■ PROBLEM TO WORK ON
All lines from the line containing "Give me a plain-text" up to and including the last line of the listing below should be echoed exactly; no other lines belong in the response.

■ MATERIAL FOR THE TASK
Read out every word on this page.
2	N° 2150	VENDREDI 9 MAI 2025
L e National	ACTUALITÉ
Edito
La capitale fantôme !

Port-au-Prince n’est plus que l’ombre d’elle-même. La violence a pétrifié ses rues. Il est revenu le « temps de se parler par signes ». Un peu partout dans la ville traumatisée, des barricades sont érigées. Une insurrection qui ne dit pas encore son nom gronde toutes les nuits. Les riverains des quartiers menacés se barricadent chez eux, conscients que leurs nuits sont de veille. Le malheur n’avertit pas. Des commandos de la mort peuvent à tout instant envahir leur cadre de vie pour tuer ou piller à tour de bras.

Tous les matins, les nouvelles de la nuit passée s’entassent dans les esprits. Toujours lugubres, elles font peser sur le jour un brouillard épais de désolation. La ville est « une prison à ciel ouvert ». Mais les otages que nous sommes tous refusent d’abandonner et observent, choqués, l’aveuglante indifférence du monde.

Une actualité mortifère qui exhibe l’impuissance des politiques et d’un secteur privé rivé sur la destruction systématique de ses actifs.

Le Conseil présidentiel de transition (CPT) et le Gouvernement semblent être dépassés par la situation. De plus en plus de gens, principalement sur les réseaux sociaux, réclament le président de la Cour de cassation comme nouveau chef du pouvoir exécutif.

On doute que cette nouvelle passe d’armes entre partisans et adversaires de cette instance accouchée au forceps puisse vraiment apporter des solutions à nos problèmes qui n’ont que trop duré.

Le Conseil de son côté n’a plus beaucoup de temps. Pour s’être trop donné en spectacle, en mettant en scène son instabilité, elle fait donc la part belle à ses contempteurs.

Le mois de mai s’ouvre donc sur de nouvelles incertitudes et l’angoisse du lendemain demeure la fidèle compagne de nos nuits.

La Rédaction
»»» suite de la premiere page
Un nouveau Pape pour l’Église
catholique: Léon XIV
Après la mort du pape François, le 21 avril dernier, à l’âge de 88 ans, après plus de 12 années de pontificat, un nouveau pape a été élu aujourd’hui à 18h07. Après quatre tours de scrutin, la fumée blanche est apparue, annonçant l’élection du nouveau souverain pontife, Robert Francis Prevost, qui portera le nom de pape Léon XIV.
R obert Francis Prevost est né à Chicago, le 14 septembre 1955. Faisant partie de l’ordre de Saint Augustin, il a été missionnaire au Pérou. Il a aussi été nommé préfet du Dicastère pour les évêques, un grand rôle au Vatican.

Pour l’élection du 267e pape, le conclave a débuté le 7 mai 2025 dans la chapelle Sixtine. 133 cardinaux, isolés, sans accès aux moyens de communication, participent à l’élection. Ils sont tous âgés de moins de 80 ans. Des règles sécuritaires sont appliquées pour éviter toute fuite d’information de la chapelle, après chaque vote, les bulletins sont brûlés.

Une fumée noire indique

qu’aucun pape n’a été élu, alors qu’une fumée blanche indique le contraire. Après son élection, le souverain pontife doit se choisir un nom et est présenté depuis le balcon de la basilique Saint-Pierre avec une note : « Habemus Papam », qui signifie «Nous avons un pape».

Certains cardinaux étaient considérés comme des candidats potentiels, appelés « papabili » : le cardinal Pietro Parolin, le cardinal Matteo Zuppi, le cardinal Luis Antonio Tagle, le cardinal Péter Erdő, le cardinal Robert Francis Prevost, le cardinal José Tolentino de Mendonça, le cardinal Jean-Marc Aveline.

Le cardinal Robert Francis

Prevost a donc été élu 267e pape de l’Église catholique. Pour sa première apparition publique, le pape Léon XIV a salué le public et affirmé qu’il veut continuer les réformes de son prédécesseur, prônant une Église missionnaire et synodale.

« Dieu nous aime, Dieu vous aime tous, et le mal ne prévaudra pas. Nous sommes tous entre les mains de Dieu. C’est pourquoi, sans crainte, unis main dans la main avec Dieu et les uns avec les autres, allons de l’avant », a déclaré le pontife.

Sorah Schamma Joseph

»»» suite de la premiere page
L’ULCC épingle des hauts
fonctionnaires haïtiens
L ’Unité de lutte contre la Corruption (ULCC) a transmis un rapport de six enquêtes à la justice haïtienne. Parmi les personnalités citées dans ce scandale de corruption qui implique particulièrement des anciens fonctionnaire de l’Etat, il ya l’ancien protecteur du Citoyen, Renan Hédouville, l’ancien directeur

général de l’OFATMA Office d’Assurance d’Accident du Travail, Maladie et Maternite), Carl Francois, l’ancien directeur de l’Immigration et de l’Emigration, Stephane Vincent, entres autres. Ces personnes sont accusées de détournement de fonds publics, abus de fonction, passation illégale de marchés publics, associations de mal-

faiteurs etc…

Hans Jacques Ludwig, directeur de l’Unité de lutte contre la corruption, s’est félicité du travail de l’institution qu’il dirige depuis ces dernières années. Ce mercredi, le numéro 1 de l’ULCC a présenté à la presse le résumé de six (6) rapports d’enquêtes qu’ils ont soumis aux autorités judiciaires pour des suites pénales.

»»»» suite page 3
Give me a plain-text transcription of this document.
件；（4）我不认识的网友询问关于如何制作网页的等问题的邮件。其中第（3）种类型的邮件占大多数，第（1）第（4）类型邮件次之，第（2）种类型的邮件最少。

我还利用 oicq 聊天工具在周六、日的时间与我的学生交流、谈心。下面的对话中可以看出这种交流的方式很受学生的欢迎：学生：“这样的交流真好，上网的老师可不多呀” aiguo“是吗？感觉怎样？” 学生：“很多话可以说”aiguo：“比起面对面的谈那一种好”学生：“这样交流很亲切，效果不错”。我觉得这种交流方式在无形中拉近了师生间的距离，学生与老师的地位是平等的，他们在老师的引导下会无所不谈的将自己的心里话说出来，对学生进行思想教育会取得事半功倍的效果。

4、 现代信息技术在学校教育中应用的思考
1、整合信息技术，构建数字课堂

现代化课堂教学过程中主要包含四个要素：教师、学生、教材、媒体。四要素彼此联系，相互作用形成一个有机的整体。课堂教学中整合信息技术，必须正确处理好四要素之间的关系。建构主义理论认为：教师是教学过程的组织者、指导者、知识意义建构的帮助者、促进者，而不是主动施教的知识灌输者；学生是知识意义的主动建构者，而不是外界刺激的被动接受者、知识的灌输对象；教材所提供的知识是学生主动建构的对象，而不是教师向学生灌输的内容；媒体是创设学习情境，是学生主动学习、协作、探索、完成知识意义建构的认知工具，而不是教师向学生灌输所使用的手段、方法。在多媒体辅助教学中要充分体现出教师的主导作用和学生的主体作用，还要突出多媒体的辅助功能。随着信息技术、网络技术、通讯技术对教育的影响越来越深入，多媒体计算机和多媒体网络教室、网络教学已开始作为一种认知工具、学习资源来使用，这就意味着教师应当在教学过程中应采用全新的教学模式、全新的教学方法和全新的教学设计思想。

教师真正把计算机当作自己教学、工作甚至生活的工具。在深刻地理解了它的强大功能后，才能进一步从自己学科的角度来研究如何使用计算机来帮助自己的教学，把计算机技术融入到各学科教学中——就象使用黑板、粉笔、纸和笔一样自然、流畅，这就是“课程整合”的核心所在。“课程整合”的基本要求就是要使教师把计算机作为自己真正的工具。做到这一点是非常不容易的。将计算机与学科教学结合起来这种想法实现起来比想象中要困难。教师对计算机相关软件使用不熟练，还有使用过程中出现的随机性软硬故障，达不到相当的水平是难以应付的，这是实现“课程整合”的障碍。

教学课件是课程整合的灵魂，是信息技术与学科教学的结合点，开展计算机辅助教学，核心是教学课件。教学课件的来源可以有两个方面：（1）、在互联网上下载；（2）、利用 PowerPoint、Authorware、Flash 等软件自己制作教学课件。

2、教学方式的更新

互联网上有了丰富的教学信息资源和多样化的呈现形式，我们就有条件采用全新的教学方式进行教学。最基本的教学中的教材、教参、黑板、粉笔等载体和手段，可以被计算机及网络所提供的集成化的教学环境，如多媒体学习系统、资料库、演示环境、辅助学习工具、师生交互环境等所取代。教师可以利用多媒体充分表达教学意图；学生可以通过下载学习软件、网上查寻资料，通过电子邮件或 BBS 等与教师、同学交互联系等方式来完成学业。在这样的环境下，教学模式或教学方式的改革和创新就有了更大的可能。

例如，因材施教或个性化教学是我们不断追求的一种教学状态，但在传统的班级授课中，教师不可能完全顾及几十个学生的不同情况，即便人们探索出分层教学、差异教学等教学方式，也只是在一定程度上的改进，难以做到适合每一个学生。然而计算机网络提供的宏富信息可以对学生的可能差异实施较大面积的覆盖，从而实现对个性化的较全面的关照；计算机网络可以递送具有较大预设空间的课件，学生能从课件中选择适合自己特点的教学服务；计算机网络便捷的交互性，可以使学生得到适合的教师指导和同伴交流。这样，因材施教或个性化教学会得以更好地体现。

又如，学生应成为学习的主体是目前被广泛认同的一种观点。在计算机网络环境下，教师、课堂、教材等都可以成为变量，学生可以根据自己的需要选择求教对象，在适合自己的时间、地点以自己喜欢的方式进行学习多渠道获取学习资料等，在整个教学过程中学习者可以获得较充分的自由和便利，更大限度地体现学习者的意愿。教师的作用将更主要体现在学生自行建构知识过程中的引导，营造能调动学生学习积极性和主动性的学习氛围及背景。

■ CORRECT ANSWER
Give me a plain-text transcription of this document.
件；（4）我不认识的网友询问关于如何制作网页的等问题的邮件。其中第（3）种类型的邮件占大多数，第（1）第（4）类型邮件次之，第（2）种类型的邮件最少。

我还利用 oicq 聊天工具在周六、日的时间与我的学生交流、谈心。下面的对话中可以看出这种交流的方式很受学生的欢迎：学生：“这样的交流真好，上网的老师可不多呀” aiguo“是吗？感觉怎样？” 学生：“很多话可以说”aiguo：“比起面对面的谈那一种好”学生：“这样交流很亲切，效果不错”。我觉得这种交流方式在无形中拉近了师生间的距离，学生与老师的地位是平等的，他们在老师的引导下会无所不谈的将自己的心里话说出来，对学生进行思想教育会取得事半功倍的效果。

4、 现代信息技术在学校教育中应用的思考
1、整合信息技术，构建数字课堂

现代化课堂教学过程中主要包含四个要素：教师、学生、教材、媒体。四要素彼此联系，相互作用形成一个有机的整体。课堂教学中整合信息技术，必须正确处理好四要素之间的关系。建构主义理论认为：教师是教学过程的组织者、指导者、知识意义建构的帮助者、促进者，而不是主动施教的知识灌输者；学生是知识意义的主动建构者，而不是外界刺激的被动接受者、知识的灌输对象；教材所提供的知识是学生主动建构的对象，而不是教师向学生灌输的内容；媒体是创设学习情境，是学生主动学习、协作、探索、完成知识意义建构的认知工具，而不是教师向学生灌输所使用的手段、方法。在多媒体辅助教学中要充分体现出教师的主导作用和学生的主体作用，还要突出多媒体的辅助功能。随着信息技术、网络技术、通讯技术对教育的影响越来越深入，多媒体计算机和多媒体网络教室、网络教学已开始作为一种认知工具、学习资源来使用，这就意味着教师应当在教学过程中应采用全新的教学模式、全新的教学方法和全新的教学设计思想。

教师真正把计算机当作自己教学、工作甚至生活的工具。在深刻地理解了它的强大功能后，才能进一步从自己学科的角度来研究如何使用计算机来帮助自己的教学，把计算机技术融入到各学科教学中——就象使用黑板、粉笔、纸和笔一样自然、流畅，这就是“课程整合”的核心所在。“课程整合”的基本要求就是要使教师把计算机作为自己真正的工具。做到这一点是非常不容易的。将计算机与学科教学结合起来这种想法实现起来比想象中要困难。教师对计算机相关软件使用不熟练，还有使用过程中出现的随机性软硬故障，达不到相当的水平是难以应付的，这是实现“课程整合”的障碍。

教学课件是课程整合的灵魂，是信息技术与学科教学的结合点，开展计算机辅助教学，核心是教学课件。教学课件的来源可以有两个方面：（1）、在互联网上下载；（2）、利用 PowerPoint、Authorware、Flash 等软件自己制作教学课件。

2、教学方式的更新

互联网上有了丰富的教学信息资源和多样化的呈现形式，我们就有条件采用全新的教学方式进行教学。最基本的教学中的教材、教参、黑板、粉笔等载体和手段，可以被计算机及网络所提供的集成化的教学环境，如多媒体学习系统、资料库、演示环境、辅助学习工具、师生交互环境等所取代。教师可以利用多媒体充分表达教学意图；学生可以通过下载学习软件、网上查寻资料，通过电子邮件或 BBS 等与教师、同学交互联系等方式来完成学业。在这样的环境下，教学模式或教学方式的改革和创新就有了更大的可能。

例如，因材施教或个性化教学是我们不断追求的一种教学状态，但在传统的班级授课中，教师不可能完全顾及几十个学生的不同情况，即便人们探索出分层教学、差异教学等教学方式，也只是在一定程度上的改进，难以做到适合每一个学生。然而计算机网络提供的宏富信息可以对学生的可能差异实施较大面积的覆盖，从而实现对个性化的较全面的关照；计算机网络可以递送具有较大预设空间的课件，学生能从课件中选择适合自己特点的教学服务；计算机网络便捷的交互性，可以使学生得到适合的教师指导和同伴交流。这样，因材施教或个性化教学会得以更好地体现。

又如，学生应成为学习的主体是目前被广泛认同的一种观点。在计算机网络环境下，教师、课堂、教材等都可以成为变量，学生可以根据自己的需要选择求教对象，在适合自己的时间、地点以自己喜欢的方式进行学习多渠道获取学习资料等，在整个教学过程中学习者可以获得较充分的自由和便利，更大限度地体现学习者的意愿。教师的作用将更主要体现在学生自行建构知识过程中的引导，营造能调动学生学习积极性和主动性的学习氛围及背景。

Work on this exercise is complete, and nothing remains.